BEGIN TEXT SEGMENT

CISCO soho 97 Need Help with startup-config

cheers , will try it later

thank for you help. will let you know how i get on
N/A

CISCO soho 97 Need Help with startup-config

I assume that you config was generated via SDM and CWRS. I couldn not get either to work. I dont have cisco support, any chance of the bin with SDM installed Huh
N/A

CISCO soho 97 Need Help with startup-config

CWRS is actually your best bet, because SDM doesn't support PPPOA directly.. Although, once you have a working running config that connects with PPPOA, SDM provides a far more configurable interface to set up your firewall etc.

I also had trouble getting CWRS to work... It does not seem to like IE Explorer. I managed to get it working with an early version of Netscape that I downloaded from the Plusnet File vault. I would try this first.

John
Community Veteran
Posts: 14,469
Registered: 30-07-2007

CISCO soho 97 Need Help with startup-config

I suggest you use the latest Mozilla 1.6 version rather than Netscape from the file vault.
N/A

CISCO soho 97 Need Help with startup-config

It won't work for CWRS though..

John
N/A

CISCO soho 97 Need Help with startup-config

I will tried CWRS from my linux box , but no joy , not what version( Fedora core ).

END TEXT SEGMENT
BEGIN DATA LISTING

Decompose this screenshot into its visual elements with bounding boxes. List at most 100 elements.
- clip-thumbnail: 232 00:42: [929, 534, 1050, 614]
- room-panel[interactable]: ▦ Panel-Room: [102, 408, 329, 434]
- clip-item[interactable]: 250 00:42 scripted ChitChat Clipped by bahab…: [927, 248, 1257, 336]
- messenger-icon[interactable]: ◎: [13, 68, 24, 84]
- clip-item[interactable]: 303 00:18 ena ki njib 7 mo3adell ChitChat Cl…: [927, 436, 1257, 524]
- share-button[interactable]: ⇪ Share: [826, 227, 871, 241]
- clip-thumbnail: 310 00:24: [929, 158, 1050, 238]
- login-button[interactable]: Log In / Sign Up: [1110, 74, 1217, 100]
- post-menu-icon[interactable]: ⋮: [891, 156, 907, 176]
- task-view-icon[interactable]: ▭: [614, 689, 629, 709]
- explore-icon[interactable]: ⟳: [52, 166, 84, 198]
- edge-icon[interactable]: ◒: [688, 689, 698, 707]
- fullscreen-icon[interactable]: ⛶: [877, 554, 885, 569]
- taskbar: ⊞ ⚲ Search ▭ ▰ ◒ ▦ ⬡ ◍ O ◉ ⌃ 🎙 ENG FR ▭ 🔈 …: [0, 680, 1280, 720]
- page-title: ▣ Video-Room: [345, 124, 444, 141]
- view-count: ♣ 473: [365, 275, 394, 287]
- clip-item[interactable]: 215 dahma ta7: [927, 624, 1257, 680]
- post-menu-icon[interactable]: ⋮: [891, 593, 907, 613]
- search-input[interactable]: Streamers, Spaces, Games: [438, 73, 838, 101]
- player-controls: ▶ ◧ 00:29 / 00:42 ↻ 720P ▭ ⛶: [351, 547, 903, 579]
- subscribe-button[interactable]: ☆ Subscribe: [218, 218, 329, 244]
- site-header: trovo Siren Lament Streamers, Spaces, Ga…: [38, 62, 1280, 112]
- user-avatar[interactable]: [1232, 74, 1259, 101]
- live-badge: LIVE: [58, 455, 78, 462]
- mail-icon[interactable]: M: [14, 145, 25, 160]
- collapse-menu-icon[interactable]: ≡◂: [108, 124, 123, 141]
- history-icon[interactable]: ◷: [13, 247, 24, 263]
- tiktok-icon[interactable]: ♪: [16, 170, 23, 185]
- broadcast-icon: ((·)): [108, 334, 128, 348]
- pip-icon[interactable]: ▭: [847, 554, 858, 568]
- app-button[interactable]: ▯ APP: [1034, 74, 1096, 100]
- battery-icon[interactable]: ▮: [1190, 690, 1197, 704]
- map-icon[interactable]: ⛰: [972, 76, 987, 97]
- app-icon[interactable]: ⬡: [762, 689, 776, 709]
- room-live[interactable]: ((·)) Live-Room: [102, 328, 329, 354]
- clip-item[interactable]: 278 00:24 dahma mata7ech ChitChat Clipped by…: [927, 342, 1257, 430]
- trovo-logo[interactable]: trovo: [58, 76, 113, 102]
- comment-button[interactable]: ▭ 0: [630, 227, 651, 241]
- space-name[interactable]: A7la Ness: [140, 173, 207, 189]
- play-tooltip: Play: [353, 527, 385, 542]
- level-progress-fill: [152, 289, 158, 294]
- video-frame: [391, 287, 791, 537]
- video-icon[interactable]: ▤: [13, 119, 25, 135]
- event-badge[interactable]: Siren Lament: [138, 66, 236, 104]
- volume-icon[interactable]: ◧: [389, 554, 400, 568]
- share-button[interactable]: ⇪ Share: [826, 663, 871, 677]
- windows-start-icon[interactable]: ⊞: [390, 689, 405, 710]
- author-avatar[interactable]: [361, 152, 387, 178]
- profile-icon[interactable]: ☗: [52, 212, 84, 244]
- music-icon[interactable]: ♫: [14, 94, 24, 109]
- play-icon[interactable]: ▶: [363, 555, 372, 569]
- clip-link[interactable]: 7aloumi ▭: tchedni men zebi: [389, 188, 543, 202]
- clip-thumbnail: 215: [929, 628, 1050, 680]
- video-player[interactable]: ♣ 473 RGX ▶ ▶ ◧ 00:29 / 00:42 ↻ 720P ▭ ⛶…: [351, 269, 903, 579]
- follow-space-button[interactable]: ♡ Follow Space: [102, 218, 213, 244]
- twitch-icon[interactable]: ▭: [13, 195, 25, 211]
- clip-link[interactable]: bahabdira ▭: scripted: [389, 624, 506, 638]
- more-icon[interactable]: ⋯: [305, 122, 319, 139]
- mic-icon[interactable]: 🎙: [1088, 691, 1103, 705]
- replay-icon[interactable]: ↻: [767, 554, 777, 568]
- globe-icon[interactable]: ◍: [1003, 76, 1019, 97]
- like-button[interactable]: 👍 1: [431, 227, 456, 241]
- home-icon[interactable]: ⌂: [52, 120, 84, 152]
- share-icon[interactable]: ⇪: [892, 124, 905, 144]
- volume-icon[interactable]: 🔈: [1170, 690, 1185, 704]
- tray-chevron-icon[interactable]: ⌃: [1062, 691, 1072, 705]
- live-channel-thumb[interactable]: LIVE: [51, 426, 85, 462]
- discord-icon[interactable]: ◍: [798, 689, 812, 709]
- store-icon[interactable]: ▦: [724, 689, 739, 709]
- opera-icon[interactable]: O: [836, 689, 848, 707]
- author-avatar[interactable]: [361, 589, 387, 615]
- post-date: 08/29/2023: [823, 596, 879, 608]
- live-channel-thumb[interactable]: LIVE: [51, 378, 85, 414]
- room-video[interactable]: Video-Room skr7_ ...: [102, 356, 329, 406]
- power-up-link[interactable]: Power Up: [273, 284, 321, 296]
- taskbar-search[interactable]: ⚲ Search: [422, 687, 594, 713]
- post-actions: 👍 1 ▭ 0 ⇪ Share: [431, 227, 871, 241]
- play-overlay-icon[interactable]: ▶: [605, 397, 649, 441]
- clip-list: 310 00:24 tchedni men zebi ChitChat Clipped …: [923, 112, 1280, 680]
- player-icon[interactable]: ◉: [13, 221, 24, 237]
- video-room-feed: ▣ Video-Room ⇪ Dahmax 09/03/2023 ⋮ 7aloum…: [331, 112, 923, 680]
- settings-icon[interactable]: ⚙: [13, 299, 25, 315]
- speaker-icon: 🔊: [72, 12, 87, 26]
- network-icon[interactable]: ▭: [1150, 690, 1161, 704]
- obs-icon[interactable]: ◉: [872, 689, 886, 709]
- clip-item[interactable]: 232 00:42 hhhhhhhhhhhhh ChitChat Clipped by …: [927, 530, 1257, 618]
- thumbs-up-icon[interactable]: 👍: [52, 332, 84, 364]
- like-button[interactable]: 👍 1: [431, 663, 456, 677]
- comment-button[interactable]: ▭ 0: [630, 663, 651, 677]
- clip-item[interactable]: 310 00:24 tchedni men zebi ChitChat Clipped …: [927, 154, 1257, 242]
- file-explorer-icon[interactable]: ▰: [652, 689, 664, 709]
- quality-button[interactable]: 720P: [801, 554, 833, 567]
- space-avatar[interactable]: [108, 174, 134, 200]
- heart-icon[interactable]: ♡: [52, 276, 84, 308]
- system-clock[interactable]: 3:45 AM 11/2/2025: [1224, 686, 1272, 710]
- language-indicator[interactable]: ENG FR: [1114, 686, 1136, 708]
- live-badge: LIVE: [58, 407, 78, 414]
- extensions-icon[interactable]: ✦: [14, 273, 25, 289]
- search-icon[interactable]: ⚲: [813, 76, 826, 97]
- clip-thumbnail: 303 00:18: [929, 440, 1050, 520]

END DATA LISTING

Reproduce the portion of the forum thread starting with "I assume that" and going on through "your firewall etc.". The entries are not needed for this work.

I assume that you config was generated via SDM and CWRS. I couldn not get either to work. I dont have cisco support, any chance of the bin with SDM installed Huh
N/A

CISCO soho 97 Need Help with startup-config

CWRS is actually your best bet, because SDM doesn't support PPPOA directly.. Although, once you have a working running config that connects with PPPOA, SDM provides a far more configurable interface to set up your firewall etc.